# WORK REQUIRED
All of the data must be printed exactly; please include every line.

# EXERCISE DATA
--- Start ---
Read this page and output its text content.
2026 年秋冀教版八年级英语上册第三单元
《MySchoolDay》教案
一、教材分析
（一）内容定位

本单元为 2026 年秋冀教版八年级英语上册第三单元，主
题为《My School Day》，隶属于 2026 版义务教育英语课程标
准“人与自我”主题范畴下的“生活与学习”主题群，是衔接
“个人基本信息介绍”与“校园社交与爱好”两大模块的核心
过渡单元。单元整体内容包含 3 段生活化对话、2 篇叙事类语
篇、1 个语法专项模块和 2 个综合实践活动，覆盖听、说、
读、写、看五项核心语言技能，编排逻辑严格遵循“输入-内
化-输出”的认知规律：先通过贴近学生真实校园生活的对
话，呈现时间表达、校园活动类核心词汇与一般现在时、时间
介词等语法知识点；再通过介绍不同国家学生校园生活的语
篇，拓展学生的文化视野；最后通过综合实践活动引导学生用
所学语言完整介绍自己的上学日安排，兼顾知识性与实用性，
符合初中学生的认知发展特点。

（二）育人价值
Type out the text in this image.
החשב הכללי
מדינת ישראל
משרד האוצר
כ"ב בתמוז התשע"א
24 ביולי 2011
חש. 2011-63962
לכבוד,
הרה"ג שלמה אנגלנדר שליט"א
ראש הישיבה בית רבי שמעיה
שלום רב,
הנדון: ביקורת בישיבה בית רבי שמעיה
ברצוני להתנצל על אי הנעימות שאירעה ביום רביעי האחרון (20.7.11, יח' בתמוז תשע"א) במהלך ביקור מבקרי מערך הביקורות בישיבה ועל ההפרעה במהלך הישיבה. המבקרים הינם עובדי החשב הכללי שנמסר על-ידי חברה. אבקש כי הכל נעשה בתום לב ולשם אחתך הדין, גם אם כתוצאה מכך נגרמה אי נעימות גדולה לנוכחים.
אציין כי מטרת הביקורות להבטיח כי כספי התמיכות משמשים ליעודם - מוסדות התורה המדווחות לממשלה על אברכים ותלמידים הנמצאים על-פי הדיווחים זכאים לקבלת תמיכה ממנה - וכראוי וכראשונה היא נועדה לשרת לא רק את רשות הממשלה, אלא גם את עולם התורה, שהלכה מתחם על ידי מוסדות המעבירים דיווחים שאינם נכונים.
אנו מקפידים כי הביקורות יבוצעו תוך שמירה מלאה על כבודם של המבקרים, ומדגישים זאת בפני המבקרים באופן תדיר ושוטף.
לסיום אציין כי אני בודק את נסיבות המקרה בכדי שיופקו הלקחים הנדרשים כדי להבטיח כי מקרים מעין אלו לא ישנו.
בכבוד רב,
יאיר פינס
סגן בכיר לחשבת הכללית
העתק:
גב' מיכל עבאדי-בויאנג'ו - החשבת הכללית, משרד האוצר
--- End ---
# EXERCISE ANSWER
Read this page and output its text content.
2026 年秋冀教版八年级英语上册第三单元
《MySchoolDay》教案
一、教材分析
（一）内容定位

本单元为 2026 年秋冀教版八年级英语上册第三单元，主
题为《My School Day》，隶属于 2026 版义务教育英语课程标
准“人与自我”主题范畴下的“生活与学习”主题群，是衔接
“个人基本信息介绍”与“校园社交与爱好”两大模块的核心
过渡单元。单元整体内容包含 3 段生活化对话、2 篇叙事类语
篇、1 个语法专项模块和 2 个综合实践活动，覆盖听、说、
读、写、看五项核心语言技能，编排逻辑严格遵循“输入-内
化-输出”的认知规律：先通过贴近学生真实校园生活的对
话，呈现时间表达、校园活动类核心词汇与一般现在时、时间
介词等语法知识点；再通过介绍不同国家学生校园生活的语
篇，拓展学生的文化视野；最后通过综合实践活动引导学生用
所学语言完整介绍自己的上学日安排，兼顾知识性与实用性，
符合初中学生的认知发展特点。

（二）育人价值
Type out the text in this image.
החשב הכללי
מדינת ישראל
משרד האוצר
כ"ב בתמוז התשע"א
24 ביולי 2011
חש. 2011-63962
לכבוד,
הרה"ג שלמה אנגלנדר שליט"א
ראש הישיבה בית רבי שמעיה
שלום רב,
הנדון: ביקורת בישיבה בית רבי שמעיה
ברצוני להתנצל על אי הנעימות שאירעה ביום רביעי האחרון (20.7.11, יח' בתמוז תשע"א) במהלך ביקור מבקרי מערך הביקורות בישיבה ועל ההפרעה במהלך הישיבה. המבקרים הינם עובדי החשב הכללי שנמסר על-ידי חברה. אבקש כי הכל נעשה בתום לב ולשם אחתך הדין, גם אם כתוצאה מכך נגרמה אי נעימות גדולה לנוכחים.
אציין כי מטרת הביקורות להבטיח כי כספי התמיכות משמשים ליעודם - מוסדות התורה המדווחות לממשלה על אברכים ותלמידים הנמצאים על-פי הדיווחים זכאים לקבלת תמיכה ממנה - וכראוי וכראשונה היא נועדה לשרת לא רק את רשות הממשלה, אלא גם את עולם התורה, שהלכה מתחם על ידי מוסדות המעבירים דיווחים שאינם נכונים.
אנו מקפידים כי הביקורות יבוצעו תוך שמירה מלאה על כבודם של המבקרים, ומדגישים זאת בפני המבקרים באופן תדיר ושוטף.
לסיום אציין כי אני בודק את נסיבות המקרה בכדי שיופקו הלקחים הנדרשים כדי להבטיח כי מקרים מעין אלו לא ישנו.
בכבוד רב,
יאיר פינס
סגן בכיר לחשבת הכללית
העתק:
גב' מיכל עבאדי-בויאנג'ו - החשבת הכללית, משרד האוצר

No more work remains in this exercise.